Each record is to be printed again precisely as it reads.

-- begin Data listing --

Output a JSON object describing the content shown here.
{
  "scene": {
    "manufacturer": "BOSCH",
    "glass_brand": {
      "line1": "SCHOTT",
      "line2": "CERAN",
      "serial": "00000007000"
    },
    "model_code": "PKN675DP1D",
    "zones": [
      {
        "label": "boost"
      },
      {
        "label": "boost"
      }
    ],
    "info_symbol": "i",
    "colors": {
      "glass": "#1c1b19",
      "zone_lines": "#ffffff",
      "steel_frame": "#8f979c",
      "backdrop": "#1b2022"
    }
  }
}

-- end Data listing --

--- Exercise answer ---
Output a JSON object describing the content shown here.
{
  "scene": {
    "manufacturer": "BOSCH",
    "glass_brand": {
      "line1": "SCHOTT",
      "line2": "CERAN",
      "serial": "00000007000"
    },
    "model_code": "PKN675DP1D",
    "zones": [
      {
        "label": "boost"
      },
      {
        "label": "boost"
      }
    ],
    "info_symbol": "i",
    "colors": {
      "glass": "#1c1b19",
      "zone_lines": "#ffffff",
      "steel_frame": "#8f979c",
      "backdrop": "#1b2022"
    }
  }
}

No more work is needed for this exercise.